## GIVEN RECORDS

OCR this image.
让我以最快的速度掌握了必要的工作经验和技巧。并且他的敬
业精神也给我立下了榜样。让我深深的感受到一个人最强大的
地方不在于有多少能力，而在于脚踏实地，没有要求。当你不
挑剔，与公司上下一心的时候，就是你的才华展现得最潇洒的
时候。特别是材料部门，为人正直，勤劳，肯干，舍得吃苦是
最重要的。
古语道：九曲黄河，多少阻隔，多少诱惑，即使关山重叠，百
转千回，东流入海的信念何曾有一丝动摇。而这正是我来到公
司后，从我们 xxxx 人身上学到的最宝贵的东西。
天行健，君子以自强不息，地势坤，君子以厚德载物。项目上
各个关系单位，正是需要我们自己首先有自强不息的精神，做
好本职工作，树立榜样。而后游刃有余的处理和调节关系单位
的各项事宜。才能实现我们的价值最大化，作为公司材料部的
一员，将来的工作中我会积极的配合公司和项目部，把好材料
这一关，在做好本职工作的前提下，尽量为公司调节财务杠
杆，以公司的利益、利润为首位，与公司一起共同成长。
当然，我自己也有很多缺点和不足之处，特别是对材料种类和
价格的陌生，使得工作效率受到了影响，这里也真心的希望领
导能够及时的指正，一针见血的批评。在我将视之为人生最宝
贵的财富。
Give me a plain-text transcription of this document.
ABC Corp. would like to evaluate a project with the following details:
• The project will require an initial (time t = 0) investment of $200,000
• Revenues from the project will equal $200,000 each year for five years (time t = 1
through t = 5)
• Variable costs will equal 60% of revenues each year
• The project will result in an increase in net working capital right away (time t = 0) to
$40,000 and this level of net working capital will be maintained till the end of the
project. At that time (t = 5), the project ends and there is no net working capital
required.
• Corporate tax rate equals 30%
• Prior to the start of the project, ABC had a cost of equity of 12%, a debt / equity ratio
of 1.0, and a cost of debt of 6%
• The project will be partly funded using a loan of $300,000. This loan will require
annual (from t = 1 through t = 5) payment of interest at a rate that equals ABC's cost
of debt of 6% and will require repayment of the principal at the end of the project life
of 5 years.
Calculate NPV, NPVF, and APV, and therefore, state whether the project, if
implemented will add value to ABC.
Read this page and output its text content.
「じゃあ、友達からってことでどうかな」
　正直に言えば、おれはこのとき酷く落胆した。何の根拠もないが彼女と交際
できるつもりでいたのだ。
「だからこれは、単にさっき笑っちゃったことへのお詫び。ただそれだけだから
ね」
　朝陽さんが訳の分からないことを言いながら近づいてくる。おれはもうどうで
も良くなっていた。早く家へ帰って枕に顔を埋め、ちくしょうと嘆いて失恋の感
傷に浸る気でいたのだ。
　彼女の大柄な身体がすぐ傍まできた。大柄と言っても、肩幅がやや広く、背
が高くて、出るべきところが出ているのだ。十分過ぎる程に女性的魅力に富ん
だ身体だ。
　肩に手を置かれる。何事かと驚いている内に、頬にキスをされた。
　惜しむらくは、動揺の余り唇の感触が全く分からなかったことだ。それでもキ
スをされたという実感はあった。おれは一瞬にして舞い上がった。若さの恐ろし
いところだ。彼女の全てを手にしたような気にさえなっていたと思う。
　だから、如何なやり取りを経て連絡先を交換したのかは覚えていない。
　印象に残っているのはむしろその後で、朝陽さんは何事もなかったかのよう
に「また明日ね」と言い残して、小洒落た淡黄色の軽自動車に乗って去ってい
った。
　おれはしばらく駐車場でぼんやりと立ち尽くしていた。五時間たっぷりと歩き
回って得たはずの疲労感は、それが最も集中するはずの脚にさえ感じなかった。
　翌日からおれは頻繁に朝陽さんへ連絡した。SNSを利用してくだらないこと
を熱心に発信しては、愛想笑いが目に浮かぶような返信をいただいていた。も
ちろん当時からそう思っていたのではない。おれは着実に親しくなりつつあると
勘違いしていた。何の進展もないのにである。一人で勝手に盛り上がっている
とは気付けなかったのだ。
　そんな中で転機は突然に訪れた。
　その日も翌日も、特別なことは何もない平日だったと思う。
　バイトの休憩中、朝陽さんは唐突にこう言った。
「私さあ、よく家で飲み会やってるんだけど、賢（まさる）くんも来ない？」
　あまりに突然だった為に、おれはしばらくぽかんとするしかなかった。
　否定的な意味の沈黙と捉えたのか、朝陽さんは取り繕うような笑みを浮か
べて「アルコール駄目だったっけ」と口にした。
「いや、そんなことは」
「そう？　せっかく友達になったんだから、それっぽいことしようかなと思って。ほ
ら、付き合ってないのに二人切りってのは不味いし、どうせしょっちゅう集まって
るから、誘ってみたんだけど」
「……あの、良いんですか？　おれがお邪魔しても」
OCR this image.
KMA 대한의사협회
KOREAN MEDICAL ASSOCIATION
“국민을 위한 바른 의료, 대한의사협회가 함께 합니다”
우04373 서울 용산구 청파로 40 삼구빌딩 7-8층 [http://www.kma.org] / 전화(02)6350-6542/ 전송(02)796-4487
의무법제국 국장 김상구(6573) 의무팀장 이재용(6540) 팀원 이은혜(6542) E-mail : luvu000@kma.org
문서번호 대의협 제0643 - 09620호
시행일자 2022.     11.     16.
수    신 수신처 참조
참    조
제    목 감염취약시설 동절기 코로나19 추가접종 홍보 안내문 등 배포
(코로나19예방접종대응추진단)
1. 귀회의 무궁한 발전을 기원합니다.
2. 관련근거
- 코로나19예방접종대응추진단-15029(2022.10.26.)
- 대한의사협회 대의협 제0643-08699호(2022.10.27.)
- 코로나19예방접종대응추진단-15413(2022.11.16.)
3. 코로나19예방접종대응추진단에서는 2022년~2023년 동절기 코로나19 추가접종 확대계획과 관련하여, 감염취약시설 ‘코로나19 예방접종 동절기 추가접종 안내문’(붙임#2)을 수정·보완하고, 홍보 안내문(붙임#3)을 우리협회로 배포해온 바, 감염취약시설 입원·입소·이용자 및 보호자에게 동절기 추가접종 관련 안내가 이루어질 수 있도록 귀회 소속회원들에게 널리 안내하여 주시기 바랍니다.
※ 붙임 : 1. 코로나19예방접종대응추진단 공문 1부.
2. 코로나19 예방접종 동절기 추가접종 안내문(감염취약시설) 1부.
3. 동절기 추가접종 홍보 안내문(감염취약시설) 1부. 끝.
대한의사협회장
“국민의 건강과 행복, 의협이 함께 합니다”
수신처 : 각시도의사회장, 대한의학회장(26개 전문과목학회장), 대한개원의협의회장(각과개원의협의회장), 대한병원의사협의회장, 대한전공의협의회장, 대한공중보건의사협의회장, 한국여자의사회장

## AIM
Return what is listed above, exactly and completely.

## ANSWER BELOW
OCR this image.
让我以最快的速度掌握了必要的工作经验和技巧。并且他的敬
业精神也给我立下了榜样。让我深深的感受到一个人最强大的
地方不在于有多少能力，而在于脚踏实地，没有要求。当你不
挑剔，与公司上下一心的时候，就是你的才华展现得最潇洒的
时候。特别是材料部门，为人正直，勤劳，肯干，舍得吃苦是
最重要的。
古语道：九曲黄河，多少阻隔，多少诱惑，即使关山重叠，百
转千回，东流入海的信念何曾有一丝动摇。而这正是我来到公
司后，从我们 xxxx 人身上学到的最宝贵的东西。
天行健，君子以自强不息，地势坤，君子以厚德载物。项目上
各个关系单位，正是需要我们自己首先有自强不息的精神，做
好本职工作，树立榜样。而后游刃有余的处理和调节关系单位
的各项事宜。才能实现我们的价值最大化，作为公司材料部的
一员，将来的工作中我会积极的配合公司和项目部，把好材料
这一关，在做好本职工作的前提下，尽量为公司调节财务杠
杆，以公司的利益、利润为首位，与公司一起共同成长。
当然，我自己也有很多缺点和不足之处，特别是对材料种类和
价格的陌生，使得工作效率受到了影响，这里也真心的希望领
导能够及时的指正，一针见血的批评。在我将视之为人生最宝
贵的财富。
Give me a plain-text transcription of this document.
ABC Corp. would like to evaluate a project with the following details:
• The project will require an initial (time t = 0) investment of $200,000
• Revenues from the project will equal $200,000 each year for five years (time t = 1
through t = 5)
• Variable costs will equal 60% of revenues each year
• The project will result in an increase in net working capital right away (time t = 0) to
$40,000 and this level of net working capital will be maintained till the end of the
project. At that time (t = 5), the project ends and there is no net working capital
required.
• Corporate tax rate equals 30%
• Prior to the start of the project, ABC had a cost of equity of 12%, a debt / equity ratio
of 1.0, and a cost of debt of 6%
• The project will be partly funded using a loan of $300,000. This loan will require
annual (from t = 1 through t = 5) payment of interest at a rate that equals ABC's cost
of debt of 6% and will require repayment of the principal at the end of the project life
of 5 years.
Calculate NPV, NPVF, and APV, and therefore, state whether the project, if
implemented will add value to ABC.
Read this page and output its text content.
「じゃあ、友達からってことでどうかな」
　正直に言えば、おれはこのとき酷く落胆した。何の根拠もないが彼女と交際
できるつもりでいたのだ。
「だからこれは、単にさっき笑っちゃったことへのお詫び。ただそれだけだから
ね」
　朝陽さんが訳の分からないことを言いながら近づいてくる。おれはもうどうで
も良くなっていた。早く家へ帰って枕に顔を埋め、ちくしょうと嘆いて失恋の感
傷に浸る気でいたのだ。
　彼女の大柄な身体がすぐ傍まできた。大柄と言っても、肩幅がやや広く、背
が高くて、出るべきところが出ているのだ。十分過ぎる程に女性的魅力に富ん
だ身体だ。
　肩に手を置かれる。何事かと驚いている内に、頬にキスをされた。
　惜しむらくは、動揺の余り唇の感触が全く分からなかったことだ。それでもキ
スをされたという実感はあった。おれは一瞬にして舞い上がった。若さの恐ろし
いところだ。彼女の全てを手にしたような気にさえなっていたと思う。
　だから、如何なやり取りを経て連絡先を交換したのかは覚えていない。
　印象に残っているのはむしろその後で、朝陽さんは何事もなかったかのよう
に「また明日ね」と言い残して、小洒落た淡黄色の軽自動車に乗って去ってい
った。
　おれはしばらく駐車場でぼんやりと立ち尽くしていた。五時間たっぷりと歩き
回って得たはずの疲労感は、それが最も集中するはずの脚にさえ感じなかった。
　翌日からおれは頻繁に朝陽さんへ連絡した。SNSを利用してくだらないこと
を熱心に発信しては、愛想笑いが目に浮かぶような返信をいただいていた。も
ちろん当時からそう思っていたのではない。おれは着実に親しくなりつつあると
勘違いしていた。何の進展もないのにである。一人で勝手に盛り上がっている
とは気付けなかったのだ。
　そんな中で転機は突然に訪れた。
　その日も翌日も、特別なことは何もない平日だったと思う。
　バイトの休憩中、朝陽さんは唐突にこう言った。
「私さあ、よく家で飲み会やってるんだけど、賢（まさる）くんも来ない？」
　あまりに突然だった為に、おれはしばらくぽかんとするしかなかった。
　否定的な意味の沈黙と捉えたのか、朝陽さんは取り繕うような笑みを浮か
べて「アルコール駄目だったっけ」と口にした。
「いや、そんなことは」
「そう？　せっかく友達になったんだから、それっぽいことしようかなと思って。ほ
ら、付き合ってないのに二人切りってのは不味いし、どうせしょっちゅう集まって
るから、誘ってみたんだけど」
「……あの、良いんですか？　おれがお邪魔しても」
OCR this image.
KMA 대한의사협회
KOREAN MEDICAL ASSOCIATION
“국민을 위한 바른 의료, 대한의사협회가 함께 합니다”
우04373 서울 용산구 청파로 40 삼구빌딩 7-8층 [http://www.kma.org] / 전화(02)6350-6542/ 전송(02)796-4487
의무법제국 국장 김상구(6573) 의무팀장 이재용(6540) 팀원 이은혜(6542) E-mail : luvu000@kma.org
문서번호 대의협 제0643 - 09620호
시행일자 2022.     11.     16.
수    신 수신처 참조
참    조
제    목 감염취약시설 동절기 코로나19 추가접종 홍보 안내문 등 배포
(코로나19예방접종대응추진단)
1. 귀회의 무궁한 발전을 기원합니다.
2. 관련근거
- 코로나19예방접종대응추진단-15029(2022.10.26.)
- 대한의사협회 대의협 제0643-08699호(2022.10.27.)
- 코로나19예방접종대응추진단-15413(2022.11.16.)
3. 코로나19예방접종대응추진단에서는 2022년~2023년 동절기 코로나19 추가접종 확대계획과 관련하여, 감염취약시설 ‘코로나19 예방접종 동절기 추가접종 안내문’(붙임#2)을 수정·보완하고, 홍보 안내문(붙임#3)을 우리협회로 배포해온 바, 감염취약시설 입원·입소·이용자 및 보호자에게 동절기 추가접종 관련 안내가 이루어질 수 있도록 귀회 소속회원들에게 널리 안내하여 주시기 바랍니다.
※ 붙임 : 1. 코로나19예방접종대응추진단 공문 1부.
2. 코로나19 예방접종 동절기 추가접종 안내문(감염취약시설) 1부.
3. 동절기 추가접종 홍보 안내문(감염취약시설) 1부. 끝.
대한의사협회장
“국민의 건강과 행복, 의협이 함께 합니다”
수신처 : 각시도의사회장, 대한의학회장(26개 전문과목학회장), 대한개원의협의회장(각과개원의협의회장), 대한병원의사협의회장, 대한전공의협의회장, 대한공중보건의사협의회장, 한국여자의사회장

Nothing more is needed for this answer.